What to produce: Write only the number of lines holding the string "Fcst".

Material to process:
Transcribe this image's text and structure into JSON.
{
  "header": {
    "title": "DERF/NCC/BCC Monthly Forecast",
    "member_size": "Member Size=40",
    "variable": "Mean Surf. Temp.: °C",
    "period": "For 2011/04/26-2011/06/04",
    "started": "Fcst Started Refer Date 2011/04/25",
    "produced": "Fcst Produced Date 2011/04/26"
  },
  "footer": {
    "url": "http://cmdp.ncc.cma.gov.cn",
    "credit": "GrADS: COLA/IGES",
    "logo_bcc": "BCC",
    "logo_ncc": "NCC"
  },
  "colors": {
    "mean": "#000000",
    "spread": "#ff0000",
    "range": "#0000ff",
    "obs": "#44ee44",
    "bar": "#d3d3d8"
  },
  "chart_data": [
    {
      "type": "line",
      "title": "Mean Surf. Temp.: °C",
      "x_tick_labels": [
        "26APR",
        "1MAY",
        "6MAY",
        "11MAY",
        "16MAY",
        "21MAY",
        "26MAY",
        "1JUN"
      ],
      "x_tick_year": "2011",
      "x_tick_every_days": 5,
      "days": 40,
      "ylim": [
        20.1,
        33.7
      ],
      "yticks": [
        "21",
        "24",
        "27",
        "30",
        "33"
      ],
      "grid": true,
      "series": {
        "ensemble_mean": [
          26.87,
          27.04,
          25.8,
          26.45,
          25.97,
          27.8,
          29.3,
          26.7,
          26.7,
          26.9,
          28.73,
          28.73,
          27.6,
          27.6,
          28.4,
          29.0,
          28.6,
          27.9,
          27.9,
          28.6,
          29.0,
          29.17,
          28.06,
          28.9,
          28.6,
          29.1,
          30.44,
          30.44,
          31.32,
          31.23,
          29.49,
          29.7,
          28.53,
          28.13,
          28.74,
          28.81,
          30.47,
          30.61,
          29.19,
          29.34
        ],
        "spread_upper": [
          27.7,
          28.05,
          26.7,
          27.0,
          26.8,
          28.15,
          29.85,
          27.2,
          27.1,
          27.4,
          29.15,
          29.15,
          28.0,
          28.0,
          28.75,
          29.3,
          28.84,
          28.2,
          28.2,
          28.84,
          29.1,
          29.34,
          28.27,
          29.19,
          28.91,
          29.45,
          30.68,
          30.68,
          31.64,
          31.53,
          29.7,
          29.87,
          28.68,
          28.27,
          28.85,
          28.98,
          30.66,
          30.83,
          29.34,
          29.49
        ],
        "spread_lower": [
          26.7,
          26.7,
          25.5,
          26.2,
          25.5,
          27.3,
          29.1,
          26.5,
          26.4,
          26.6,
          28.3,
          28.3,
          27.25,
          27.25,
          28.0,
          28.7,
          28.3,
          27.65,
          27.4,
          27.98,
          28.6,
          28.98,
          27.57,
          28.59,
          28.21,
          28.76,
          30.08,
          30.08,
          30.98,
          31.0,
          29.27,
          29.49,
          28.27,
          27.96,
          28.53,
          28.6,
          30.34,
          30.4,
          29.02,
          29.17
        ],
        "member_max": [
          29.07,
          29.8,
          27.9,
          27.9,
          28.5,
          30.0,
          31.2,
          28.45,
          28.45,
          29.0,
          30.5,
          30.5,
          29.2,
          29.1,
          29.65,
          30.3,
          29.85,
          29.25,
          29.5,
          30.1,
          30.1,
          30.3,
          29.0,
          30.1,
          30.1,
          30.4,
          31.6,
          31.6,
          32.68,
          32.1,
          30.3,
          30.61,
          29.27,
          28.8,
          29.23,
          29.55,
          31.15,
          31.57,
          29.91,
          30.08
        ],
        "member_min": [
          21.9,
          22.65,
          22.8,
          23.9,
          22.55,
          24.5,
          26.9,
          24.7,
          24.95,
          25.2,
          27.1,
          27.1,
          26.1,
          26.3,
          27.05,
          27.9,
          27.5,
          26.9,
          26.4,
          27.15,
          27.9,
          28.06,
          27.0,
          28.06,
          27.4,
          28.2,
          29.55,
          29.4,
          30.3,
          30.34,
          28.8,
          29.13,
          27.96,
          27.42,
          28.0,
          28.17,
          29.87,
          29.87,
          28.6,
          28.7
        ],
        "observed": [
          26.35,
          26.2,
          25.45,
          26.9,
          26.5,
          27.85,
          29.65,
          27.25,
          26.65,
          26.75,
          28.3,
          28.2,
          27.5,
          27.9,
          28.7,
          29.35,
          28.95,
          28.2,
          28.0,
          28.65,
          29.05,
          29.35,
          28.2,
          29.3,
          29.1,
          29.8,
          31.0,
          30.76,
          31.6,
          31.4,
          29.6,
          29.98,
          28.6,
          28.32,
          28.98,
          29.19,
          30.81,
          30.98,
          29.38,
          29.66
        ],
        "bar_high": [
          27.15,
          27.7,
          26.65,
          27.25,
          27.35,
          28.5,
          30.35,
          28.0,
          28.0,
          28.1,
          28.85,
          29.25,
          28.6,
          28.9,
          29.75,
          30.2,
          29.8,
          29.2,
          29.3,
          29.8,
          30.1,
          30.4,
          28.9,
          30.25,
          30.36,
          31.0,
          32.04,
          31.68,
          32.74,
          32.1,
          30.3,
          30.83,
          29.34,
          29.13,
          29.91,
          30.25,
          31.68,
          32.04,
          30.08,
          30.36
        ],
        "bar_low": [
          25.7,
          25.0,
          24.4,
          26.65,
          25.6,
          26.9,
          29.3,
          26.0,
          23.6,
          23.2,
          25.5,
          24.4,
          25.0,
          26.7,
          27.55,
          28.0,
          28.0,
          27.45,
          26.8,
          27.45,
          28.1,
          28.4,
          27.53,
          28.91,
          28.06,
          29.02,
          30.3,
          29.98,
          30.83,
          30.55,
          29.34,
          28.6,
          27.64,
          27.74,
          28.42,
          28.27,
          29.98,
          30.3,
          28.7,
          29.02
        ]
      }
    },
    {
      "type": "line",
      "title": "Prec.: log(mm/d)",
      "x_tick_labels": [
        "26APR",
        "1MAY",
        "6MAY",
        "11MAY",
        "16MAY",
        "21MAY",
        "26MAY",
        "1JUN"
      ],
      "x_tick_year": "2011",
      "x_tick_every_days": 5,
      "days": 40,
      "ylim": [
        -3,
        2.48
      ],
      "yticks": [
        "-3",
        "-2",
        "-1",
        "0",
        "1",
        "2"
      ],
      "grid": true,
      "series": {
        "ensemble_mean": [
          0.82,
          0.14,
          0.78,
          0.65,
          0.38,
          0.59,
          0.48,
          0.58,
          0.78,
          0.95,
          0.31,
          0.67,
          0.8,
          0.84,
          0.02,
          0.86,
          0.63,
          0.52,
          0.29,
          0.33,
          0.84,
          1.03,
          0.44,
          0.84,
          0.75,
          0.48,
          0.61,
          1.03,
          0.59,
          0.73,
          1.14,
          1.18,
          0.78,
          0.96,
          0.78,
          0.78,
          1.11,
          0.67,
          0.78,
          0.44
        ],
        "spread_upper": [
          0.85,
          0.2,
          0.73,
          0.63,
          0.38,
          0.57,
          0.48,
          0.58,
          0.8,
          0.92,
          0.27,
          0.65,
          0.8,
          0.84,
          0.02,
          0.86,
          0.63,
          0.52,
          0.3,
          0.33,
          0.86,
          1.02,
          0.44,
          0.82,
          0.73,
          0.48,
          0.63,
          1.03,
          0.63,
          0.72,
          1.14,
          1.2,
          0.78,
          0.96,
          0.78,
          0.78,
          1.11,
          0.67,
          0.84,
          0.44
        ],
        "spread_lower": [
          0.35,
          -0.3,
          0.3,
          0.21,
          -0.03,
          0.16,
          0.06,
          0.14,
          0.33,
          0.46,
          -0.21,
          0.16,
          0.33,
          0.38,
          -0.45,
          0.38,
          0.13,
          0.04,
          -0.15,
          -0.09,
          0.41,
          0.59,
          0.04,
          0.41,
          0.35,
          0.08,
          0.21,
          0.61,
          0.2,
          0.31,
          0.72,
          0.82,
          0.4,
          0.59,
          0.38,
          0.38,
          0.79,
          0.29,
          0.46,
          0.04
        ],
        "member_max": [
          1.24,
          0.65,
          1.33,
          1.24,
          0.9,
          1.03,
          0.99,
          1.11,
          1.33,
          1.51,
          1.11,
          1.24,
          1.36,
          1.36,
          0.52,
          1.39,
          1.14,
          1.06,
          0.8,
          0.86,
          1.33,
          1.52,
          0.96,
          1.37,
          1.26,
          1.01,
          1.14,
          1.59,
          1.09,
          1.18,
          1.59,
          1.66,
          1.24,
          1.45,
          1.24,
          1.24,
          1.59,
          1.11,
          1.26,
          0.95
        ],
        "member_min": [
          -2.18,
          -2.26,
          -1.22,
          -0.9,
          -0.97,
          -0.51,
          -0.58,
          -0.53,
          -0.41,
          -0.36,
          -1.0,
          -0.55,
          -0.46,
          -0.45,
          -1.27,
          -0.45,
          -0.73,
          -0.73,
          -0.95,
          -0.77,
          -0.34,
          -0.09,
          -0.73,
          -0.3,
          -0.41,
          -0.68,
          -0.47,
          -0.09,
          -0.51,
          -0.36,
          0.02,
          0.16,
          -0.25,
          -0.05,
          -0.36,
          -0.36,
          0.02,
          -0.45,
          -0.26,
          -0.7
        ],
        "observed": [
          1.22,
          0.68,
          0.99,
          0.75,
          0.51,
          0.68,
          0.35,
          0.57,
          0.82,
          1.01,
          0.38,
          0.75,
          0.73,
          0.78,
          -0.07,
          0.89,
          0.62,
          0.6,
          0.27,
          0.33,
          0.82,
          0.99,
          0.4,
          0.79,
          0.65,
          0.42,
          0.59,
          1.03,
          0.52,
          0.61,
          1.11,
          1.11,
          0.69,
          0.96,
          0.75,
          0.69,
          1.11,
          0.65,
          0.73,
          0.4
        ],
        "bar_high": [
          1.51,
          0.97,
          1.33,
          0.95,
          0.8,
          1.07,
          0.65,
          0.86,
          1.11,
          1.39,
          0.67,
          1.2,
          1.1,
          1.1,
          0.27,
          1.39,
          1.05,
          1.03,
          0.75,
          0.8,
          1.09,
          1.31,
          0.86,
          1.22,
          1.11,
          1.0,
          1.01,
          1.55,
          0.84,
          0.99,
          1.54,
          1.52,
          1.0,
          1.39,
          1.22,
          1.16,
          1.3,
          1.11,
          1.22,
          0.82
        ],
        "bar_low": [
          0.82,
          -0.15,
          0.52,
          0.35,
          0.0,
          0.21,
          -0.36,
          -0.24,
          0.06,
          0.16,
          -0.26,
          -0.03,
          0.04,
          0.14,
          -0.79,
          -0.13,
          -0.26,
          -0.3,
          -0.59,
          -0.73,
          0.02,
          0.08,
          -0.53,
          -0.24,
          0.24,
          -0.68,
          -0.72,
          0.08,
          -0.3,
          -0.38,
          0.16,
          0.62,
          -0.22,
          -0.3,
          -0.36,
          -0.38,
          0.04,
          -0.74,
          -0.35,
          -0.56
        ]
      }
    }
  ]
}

Correct answer: 2